__DIRECTIONS FOR THIS TASK__: Go through the data below and gather each line containing "position".

[Items from a data source]
================================

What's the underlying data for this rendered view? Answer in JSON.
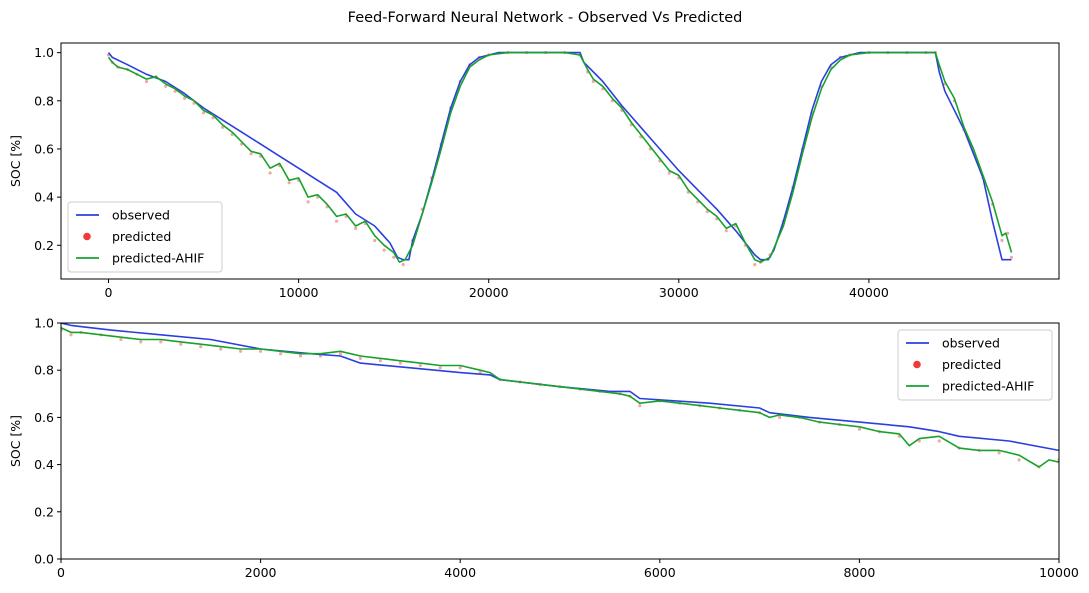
{
  "figure": {
    "title": "Feed-Forward Neural Network - Observed Vs Predicted"
  },
  "colors": {
    "observed": "#2b3fe0",
    "predicted": "#ee3a3a",
    "predicted_ahif": "#17a32b"
  },
  "chart_data": [
    {
      "type": "line",
      "ylabel": "SOC [%]",
      "xlabel": "",
      "xlim": [
        -2500,
        50000
      ],
      "ylim": [
        0.06,
        1.04
      ],
      "x_ticks": [
        0,
        10000,
        20000,
        30000,
        40000
      ],
      "x_tick_labels": [
        "0",
        "10000",
        "20000",
        "30000",
        "40000"
      ],
      "y_ticks": [
        0.2,
        0.4,
        0.6,
        0.8,
        1.0
      ],
      "y_tick_labels": [
        "0.2",
        "0.4",
        "0.6",
        "0.8",
        "1.0"
      ],
      "legend": {
        "position": "lower-left",
        "entries": [
          "observed",
          "predicted",
          "predicted-AHIF"
        ]
      },
      "grid": false,
      "series": [
        {
          "name": "observed",
          "style": "line",
          "x": [
            0,
            200,
            1000,
            2000,
            3000,
            4000,
            5000,
            6000,
            7000,
            8000,
            9000,
            10000,
            11000,
            12000,
            13000,
            14000,
            14800,
            15200,
            15500,
            15800,
            16000,
            16500,
            17000,
            17500,
            18000,
            18500,
            19000,
            19500,
            20000,
            20500,
            21000,
            22000,
            24000,
            24800,
            25000,
            26000,
            27000,
            28000,
            29000,
            30000,
            31000,
            32000,
            33000,
            33600,
            34000,
            34300,
            34700,
            35000,
            35500,
            36000,
            36500,
            37000,
            37500,
            38000,
            38500,
            39000,
            39500,
            40000,
            40500,
            42000,
            43500,
            43700,
            44000,
            45000,
            46000,
            46500,
            47000,
            47500
          ],
          "y": [
            1.0,
            0.98,
            0.95,
            0.91,
            0.88,
            0.83,
            0.77,
            0.72,
            0.67,
            0.62,
            0.57,
            0.52,
            0.47,
            0.42,
            0.33,
            0.28,
            0.21,
            0.15,
            0.14,
            0.14,
            0.22,
            0.33,
            0.47,
            0.62,
            0.77,
            0.88,
            0.95,
            0.98,
            0.99,
            1.0,
            1.0,
            1.0,
            1.0,
            1.0,
            0.96,
            0.88,
            0.78,
            0.69,
            0.6,
            0.51,
            0.43,
            0.35,
            0.26,
            0.2,
            0.16,
            0.14,
            0.14,
            0.18,
            0.3,
            0.44,
            0.6,
            0.76,
            0.88,
            0.95,
            0.98,
            0.99,
            1.0,
            1.0,
            1.0,
            1.0,
            1.0,
            0.92,
            0.84,
            0.68,
            0.48,
            0.3,
            0.14,
            0.14
          ]
        },
        {
          "name": "predicted",
          "style": "scatter",
          "x": [
            0,
            200,
            500,
            1000,
            1500,
            2000,
            2500,
            3000,
            3500,
            4000,
            4500,
            5000,
            5500,
            6000,
            6500,
            7000,
            7500,
            8000,
            8500,
            9000,
            9500,
            10000,
            10500,
            11000,
            11500,
            12000,
            12500,
            13000,
            13500,
            14000,
            14500,
            15000,
            15500,
            16000,
            16500,
            17000,
            17500,
            18000,
            18500,
            19000,
            19500,
            20000,
            21000,
            22000,
            23000,
            24000,
            24800,
            25200,
            25500,
            26000,
            26500,
            27000,
            27500,
            28000,
            28500,
            29000,
            29500,
            30000,
            30500,
            31000,
            31500,
            32000,
            32500,
            33000,
            33500,
            34000,
            34300,
            34800,
            35500,
            36000,
            36500,
            37000,
            37500,
            38000,
            38500,
            39000,
            40000,
            41000,
            42000,
            43000,
            43500,
            43700,
            44000,
            44500,
            45000,
            45500,
            46000,
            46500,
            47000,
            47300,
            47500
          ],
          "y": [
            0.99,
            0.96,
            0.94,
            0.93,
            0.91,
            0.88,
            0.9,
            0.86,
            0.84,
            0.81,
            0.79,
            0.75,
            0.73,
            0.69,
            0.66,
            0.62,
            0.58,
            0.57,
            0.5,
            0.53,
            0.46,
            0.47,
            0.38,
            0.4,
            0.36,
            0.3,
            0.32,
            0.27,
            0.29,
            0.22,
            0.18,
            0.15,
            0.12,
            0.22,
            0.35,
            0.48,
            0.62,
            0.77,
            0.88,
            0.95,
            0.98,
            0.99,
            1.0,
            1.0,
            1.0,
            1.0,
            0.99,
            0.92,
            0.88,
            0.85,
            0.8,
            0.76,
            0.7,
            0.65,
            0.6,
            0.55,
            0.5,
            0.48,
            0.42,
            0.38,
            0.34,
            0.31,
            0.26,
            0.28,
            0.2,
            0.12,
            0.13,
            0.16,
            0.3,
            0.44,
            0.6,
            0.75,
            0.86,
            0.94,
            0.98,
            0.99,
            1.0,
            1.0,
            1.0,
            1.0,
            1.0,
            0.94,
            0.87,
            0.8,
            0.68,
            0.59,
            0.48,
            0.37,
            0.22,
            0.25,
            0.15
          ]
        },
        {
          "name": "predicted-AHIF",
          "style": "line",
          "x": [
            0,
            200,
            500,
            1000,
            1500,
            2000,
            2500,
            3000,
            3500,
            4000,
            4500,
            5000,
            5500,
            6000,
            6500,
            7000,
            7500,
            8000,
            8500,
            9000,
            9500,
            10000,
            10500,
            11000,
            11500,
            12000,
            12500,
            13000,
            13500,
            14000,
            14500,
            15000,
            15300,
            15600,
            16000,
            16500,
            17000,
            17500,
            18000,
            18500,
            19000,
            19500,
            20000,
            21000,
            22000,
            23000,
            24000,
            24800,
            25200,
            25500,
            26000,
            26500,
            27000,
            27500,
            28000,
            28500,
            29000,
            29500,
            30000,
            30500,
            31000,
            31500,
            32000,
            32500,
            33000,
            33500,
            34000,
            34300,
            34800,
            35500,
            36000,
            36500,
            37000,
            37500,
            38000,
            38500,
            39000,
            40000,
            41000,
            42000,
            43000,
            43500,
            43700,
            44000,
            44500,
            45000,
            45500,
            46000,
            46500,
            47000,
            47200,
            47500
          ],
          "y": [
            0.98,
            0.96,
            0.94,
            0.93,
            0.91,
            0.89,
            0.9,
            0.87,
            0.85,
            0.82,
            0.8,
            0.76,
            0.74,
            0.7,
            0.67,
            0.63,
            0.59,
            0.58,
            0.52,
            0.54,
            0.47,
            0.48,
            0.4,
            0.41,
            0.37,
            0.32,
            0.33,
            0.28,
            0.3,
            0.24,
            0.2,
            0.17,
            0.13,
            0.14,
            0.2,
            0.33,
            0.46,
            0.6,
            0.75,
            0.86,
            0.94,
            0.97,
            0.99,
            1.0,
            1.0,
            1.0,
            1.0,
            0.99,
            0.93,
            0.89,
            0.86,
            0.81,
            0.77,
            0.71,
            0.66,
            0.61,
            0.56,
            0.51,
            0.49,
            0.43,
            0.39,
            0.35,
            0.32,
            0.27,
            0.29,
            0.21,
            0.14,
            0.13,
            0.15,
            0.28,
            0.42,
            0.58,
            0.73,
            0.85,
            0.93,
            0.97,
            0.99,
            1.0,
            1.0,
            1.0,
            1.0,
            1.0,
            0.95,
            0.88,
            0.81,
            0.69,
            0.6,
            0.49,
            0.38,
            0.24,
            0.25,
            0.17
          ]
        }
      ]
    },
    {
      "type": "line",
      "ylabel": "SOC [%]",
      "xlabel": "",
      "xlim": [
        0,
        10000
      ],
      "ylim": [
        0.0,
        1.0
      ],
      "x_ticks": [
        0,
        2000,
        4000,
        6000,
        8000,
        10000
      ],
      "x_tick_labels": [
        "0",
        "2000",
        "4000",
        "6000",
        "8000",
        "10000"
      ],
      "y_ticks": [
        0.0,
        0.2,
        0.4,
        0.6,
        0.8,
        1.0
      ],
      "y_tick_labels": [
        "0.0",
        "0.2",
        "0.4",
        "0.6",
        "0.8",
        "1.0"
      ],
      "legend": {
        "position": "upper-right",
        "entries": [
          "observed",
          "predicted",
          "predicted-AHIF"
        ]
      },
      "grid": false,
      "series": [
        {
          "name": "observed",
          "style": "line",
          "x": [
            0,
            100,
            500,
            1000,
            1500,
            2000,
            2500,
            2800,
            3000,
            3500,
            4000,
            4300,
            4400,
            5000,
            5500,
            5700,
            5800,
            6500,
            7000,
            7100,
            7500,
            8000,
            8500,
            8800,
            9000,
            9500,
            10000
          ],
          "y": [
            1.0,
            0.99,
            0.97,
            0.95,
            0.93,
            0.89,
            0.87,
            0.86,
            0.83,
            0.81,
            0.79,
            0.78,
            0.76,
            0.73,
            0.71,
            0.71,
            0.68,
            0.66,
            0.64,
            0.62,
            0.6,
            0.58,
            0.56,
            0.54,
            0.52,
            0.5,
            0.46
          ]
        },
        {
          "name": "predicted",
          "style": "scatter",
          "x": [
            0,
            100,
            200,
            400,
            600,
            800,
            1000,
            1200,
            1400,
            1600,
            1800,
            2000,
            2200,
            2400,
            2600,
            2800,
            3000,
            3200,
            3400,
            3600,
            3800,
            4000,
            4200,
            4400,
            4600,
            4800,
            5000,
            5200,
            5400,
            5600,
            5700,
            5800,
            6000,
            6200,
            6400,
            6600,
            6800,
            7000,
            7200,
            7400,
            7600,
            7800,
            8000,
            8200,
            8400,
            8600,
            8800,
            9000,
            9200,
            9400,
            9600,
            9800,
            10000
          ],
          "y": [
            0.97,
            0.95,
            0.96,
            0.95,
            0.93,
            0.92,
            0.92,
            0.91,
            0.9,
            0.89,
            0.88,
            0.88,
            0.87,
            0.86,
            0.86,
            0.87,
            0.85,
            0.84,
            0.83,
            0.82,
            0.81,
            0.81,
            0.79,
            0.76,
            0.75,
            0.74,
            0.73,
            0.72,
            0.71,
            0.7,
            0.69,
            0.65,
            0.67,
            0.66,
            0.65,
            0.64,
            0.63,
            0.62,
            0.6,
            0.6,
            0.58,
            0.57,
            0.55,
            0.54,
            0.52,
            0.5,
            0.5,
            0.47,
            0.46,
            0.45,
            0.42,
            0.39,
            0.42
          ]
        },
        {
          "name": "predicted-AHIF",
          "style": "line",
          "x": [
            0,
            100,
            200,
            400,
            600,
            800,
            1000,
            1200,
            1400,
            1600,
            1800,
            2000,
            2200,
            2400,
            2600,
            2800,
            3000,
            3200,
            3400,
            3600,
            3800,
            4000,
            4200,
            4300,
            4400,
            4600,
            4800,
            5000,
            5200,
            5400,
            5600,
            5700,
            5800,
            6000,
            6200,
            6400,
            6600,
            6800,
            7000,
            7100,
            7200,
            7400,
            7600,
            7800,
            8000,
            8200,
            8400,
            8500,
            8600,
            8800,
            9000,
            9200,
            9400,
            9600,
            9800,
            9900,
            10000
          ],
          "y": [
            0.98,
            0.96,
            0.96,
            0.95,
            0.94,
            0.93,
            0.93,
            0.92,
            0.91,
            0.9,
            0.89,
            0.89,
            0.88,
            0.87,
            0.87,
            0.88,
            0.86,
            0.85,
            0.84,
            0.83,
            0.82,
            0.82,
            0.8,
            0.79,
            0.76,
            0.75,
            0.74,
            0.73,
            0.72,
            0.71,
            0.7,
            0.69,
            0.66,
            0.67,
            0.66,
            0.65,
            0.64,
            0.63,
            0.62,
            0.6,
            0.61,
            0.6,
            0.58,
            0.57,
            0.56,
            0.54,
            0.53,
            0.48,
            0.51,
            0.52,
            0.47,
            0.46,
            0.46,
            0.44,
            0.39,
            0.42,
            0.41
          ]
        }
      ]
    }
  ]
}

================================

__FULL RESPONSE__:
        "position": "lower-left",
        "position": "upper-right",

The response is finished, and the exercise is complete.